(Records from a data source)
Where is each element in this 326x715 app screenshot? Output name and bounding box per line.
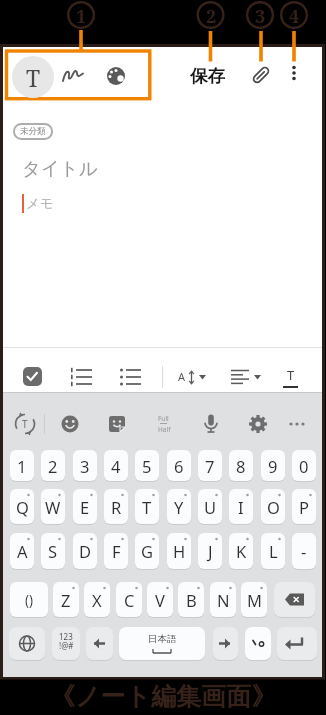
button[interactable]: M — [241, 582, 267, 617]
staticText: 1 — [76, 4, 87, 26]
button[interactable]: L — [261, 533, 285, 569]
staticText: O — [267, 496, 280, 518]
staticText: T — [142, 496, 152, 518]
staticText: B — [186, 589, 197, 611]
button[interactable]: H — [167, 533, 191, 569]
button[interactable] — [59, 62, 87, 90]
button[interactable]: S — [41, 533, 65, 569]
staticText: 4 — [289, 4, 300, 26]
button[interactable]: 保存 — [177, 64, 237, 87]
button[interactable]: Full — [150, 410, 178, 438]
button[interactable]: F — [104, 533, 128, 569]
button[interactable]: Q — [10, 489, 34, 524]
button[interactable]: 4 — [104, 450, 128, 481]
button[interactable]: 1 — [10, 450, 34, 481]
button[interactable] — [23, 367, 42, 386]
button[interactable]: D — [73, 533, 97, 569]
button[interactable] — [228, 364, 266, 390]
button[interactable]: 9 — [261, 450, 285, 481]
button[interactable] — [103, 410, 131, 438]
button[interactable]: V — [147, 582, 173, 617]
staticText: 123 — [59, 631, 73, 642]
button[interactable]: J — [198, 533, 222, 569]
button[interactable]: Z — [53, 582, 79, 617]
button[interactable] — [68, 364, 96, 390]
button[interactable]: G — [135, 533, 159, 569]
button[interactable]: A — [174, 364, 212, 390]
button[interactable] — [56, 410, 84, 438]
button[interactable]: T — [12, 56, 54, 98]
button[interactable]: Y — [167, 489, 191, 524]
button[interactable]: 未分類 — [13, 123, 53, 140]
button[interactable]: T — [11, 410, 39, 438]
staticText: N — [217, 589, 230, 611]
button[interactable] — [244, 410, 272, 438]
button[interactable]: P — [292, 489, 316, 524]
button[interactable]: B — [178, 582, 204, 617]
staticText: 9 — [268, 455, 278, 477]
staticText: 0 — [299, 455, 309, 477]
button[interactable]: 2 — [41, 450, 65, 481]
staticText: 《ノート編集画面》 — [50, 681, 277, 712]
staticText: - — [301, 540, 307, 562]
staticText: 2 — [48, 455, 58, 477]
button[interactable]: X — [84, 582, 110, 617]
button[interactable] — [284, 62, 304, 88]
staticText: 8 — [236, 455, 246, 477]
button[interactable] — [9, 627, 45, 660]
button[interactable] — [248, 62, 274, 88]
staticText: S — [48, 540, 58, 562]
button[interactable]: T — [280, 364, 301, 390]
staticText: 日本語 — [148, 633, 177, 645]
button[interactable] — [117, 364, 145, 390]
staticText: T — [22, 417, 28, 431]
button[interactable]: I — [229, 489, 253, 524]
staticText: メモ — [26, 195, 54, 212]
button[interactable] — [86, 627, 113, 660]
button[interactable]: A — [10, 533, 34, 569]
button[interactable]: U — [198, 489, 222, 524]
button[interactable]: 6 — [167, 450, 191, 481]
button[interactable]: 8 — [229, 450, 253, 481]
button[interactable]: 5 — [135, 450, 159, 481]
staticText: T — [287, 366, 295, 384]
staticText: 4 — [111, 455, 121, 477]
staticText: A — [17, 540, 28, 562]
button[interactable] — [245, 627, 271, 660]
staticText: 1 — [17, 455, 27, 477]
button[interactable] — [103, 63, 129, 89]
button[interactable]: C — [116, 582, 142, 617]
button[interactable]: R — [104, 489, 128, 524]
button[interactable]: T — [135, 489, 159, 524]
staticText: E — [80, 496, 90, 518]
button[interactable]: 123 — [52, 627, 80, 660]
button[interactable]: 0 — [292, 450, 316, 481]
button[interactable] — [286, 410, 310, 438]
button[interactable] — [274, 582, 315, 617]
staticText: P — [299, 496, 309, 518]
button[interactable]: K — [229, 533, 253, 569]
button[interactable] — [197, 410, 225, 438]
button[interactable]: N — [210, 582, 236, 617]
staticText: H — [173, 540, 186, 562]
staticText: F — [112, 540, 121, 562]
staticText: K — [236, 540, 247, 562]
staticText: C — [124, 589, 135, 611]
button[interactable] — [213, 627, 238, 660]
button[interactable]: 日本語 — [119, 627, 205, 660]
button[interactable] — [277, 627, 317, 660]
button[interactable]: E — [73, 489, 97, 524]
button[interactable]: O — [261, 489, 285, 524]
staticText: () — [25, 591, 34, 609]
staticText: M — [247, 589, 262, 611]
staticText: 3 — [255, 4, 266, 26]
staticText: 5 — [142, 455, 152, 477]
button[interactable]: 3 — [73, 450, 97, 481]
staticText: J — [208, 540, 213, 562]
button[interactable]: () — [10, 582, 48, 617]
button[interactable]: - — [292, 533, 316, 569]
staticText: タイトル — [22, 157, 98, 180]
staticText: T — [26, 62, 41, 93]
button[interactable]: 7 — [198, 450, 222, 481]
button[interactable]: W — [41, 489, 65, 524]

■ EXERCISE TASK
Output every row above exactly as it appears, omitting the pictures.

■ EXERCISE OUTPUT
Where is each element in this 326x715 app screenshot? Output name and bounding box per line.
button[interactable]: M — [241, 582, 267, 617]
staticText: 1 — [76, 4, 87, 26]
button[interactable]: L — [261, 533, 285, 569]
staticText: O — [267, 496, 280, 518]
staticText: T — [142, 496, 152, 518]
staticText: B — [186, 589, 197, 611]
button[interactable]: H — [167, 533, 191, 569]
button[interactable] — [59, 62, 87, 90]
button[interactable]: S — [41, 533, 65, 569]
staticText: 4 — [289, 4, 300, 26]
button[interactable]: 保存 — [177, 64, 237, 87]
button[interactable]: Full — [150, 410, 178, 438]
button[interactable]: F — [104, 533, 128, 569]
button[interactable]: Q — [10, 489, 34, 524]
button[interactable]: 4 — [104, 450, 128, 481]
button[interactable]: 1 — [10, 450, 34, 481]
button[interactable] — [23, 367, 42, 386]
button[interactable]: D — [73, 533, 97, 569]
button[interactable] — [228, 364, 266, 390]
button[interactable]: 9 — [261, 450, 285, 481]
button[interactable] — [103, 410, 131, 438]
button[interactable]: V — [147, 582, 173, 617]
staticText: 123 — [59, 631, 73, 642]
button[interactable]: J — [198, 533, 222, 569]
button[interactable]: Z — [53, 582, 79, 617]
button[interactable] — [68, 364, 96, 390]
button[interactable]: G — [135, 533, 159, 569]
button[interactable]: A — [174, 364, 212, 390]
button[interactable] — [56, 410, 84, 438]
button[interactable]: T — [12, 56, 54, 98]
button[interactable]: Y — [167, 489, 191, 524]
button[interactable]: 未分類 — [13, 123, 53, 140]
button[interactable]: T — [11, 410, 39, 438]
staticText: N — [217, 589, 230, 611]
button[interactable] — [244, 410, 272, 438]
button[interactable]: P — [292, 489, 316, 524]
button[interactable]: B — [178, 582, 204, 617]
staticText: 9 — [268, 455, 278, 477]
staticText: 0 — [299, 455, 309, 477]
button[interactable]: 2 — [41, 450, 65, 481]
staticText: 《ノート編集画面》 — [50, 681, 277, 712]
staticText: - — [301, 540, 307, 562]
staticText: 2 — [48, 455, 58, 477]
button[interactable]: X — [84, 582, 110, 617]
button[interactable] — [284, 62, 304, 88]
staticText: 8 — [236, 455, 246, 477]
button[interactable] — [9, 627, 45, 660]
button[interactable] — [248, 62, 274, 88]
staticText: S — [48, 540, 58, 562]
button[interactable]: T — [280, 364, 301, 390]
staticText: 日本語 — [148, 633, 177, 645]
button[interactable] — [117, 364, 145, 390]
staticText: T — [22, 417, 28, 431]
button[interactable]: I — [229, 489, 253, 524]
staticText: メモ — [26, 195, 54, 212]
button[interactable] — [86, 627, 113, 660]
button[interactable]: A — [10, 533, 34, 569]
button[interactable]: U — [198, 489, 222, 524]
button[interactable]: 6 — [167, 450, 191, 481]
button[interactable]: 8 — [229, 450, 253, 481]
button[interactable]: 5 — [135, 450, 159, 481]
staticText: T — [287, 366, 295, 384]
staticText: 4 — [111, 455, 121, 477]
staticText: A — [17, 540, 28, 562]
button[interactable] — [245, 627, 271, 660]
staticText: 1 — [17, 455, 27, 477]
button[interactable] — [103, 63, 129, 89]
button[interactable]: C — [116, 582, 142, 617]
button[interactable]: R — [104, 489, 128, 524]
button[interactable]: T — [135, 489, 159, 524]
staticText: E — [80, 496, 90, 518]
button[interactable]: 123 — [52, 627, 80, 660]
button[interactable]: 0 — [292, 450, 316, 481]
button[interactable] — [286, 410, 310, 438]
button[interactable] — [274, 582, 315, 617]
staticText: P — [299, 496, 309, 518]
button[interactable]: K — [229, 533, 253, 569]
button[interactable] — [197, 410, 225, 438]
button[interactable]: N — [210, 582, 236, 617]
staticText: H — [173, 540, 186, 562]
staticText: F — [112, 540, 121, 562]
staticText: K — [236, 540, 247, 562]
staticText: C — [124, 589, 135, 611]
button[interactable] — [213, 627, 238, 660]
button[interactable]: 日本語 — [119, 627, 205, 660]
button[interactable] — [277, 627, 317, 660]
button[interactable]: E — [73, 489, 97, 524]
button[interactable]: O — [261, 489, 285, 524]
staticText: () — [25, 591, 34, 609]
staticText: M — [247, 589, 262, 611]
staticText: 3 — [255, 4, 266, 26]
staticText: 5 — [142, 455, 152, 477]
button[interactable]: 3 — [73, 450, 97, 481]
staticText: J — [208, 540, 213, 562]
button[interactable]: () — [10, 582, 48, 617]
button[interactable]: - — [292, 533, 316, 569]
staticText: タイトル — [22, 157, 98, 180]
staticText: T — [26, 62, 41, 93]
button[interactable]: 7 — [198, 450, 222, 481]
button[interactable]: W — [41, 489, 65, 524]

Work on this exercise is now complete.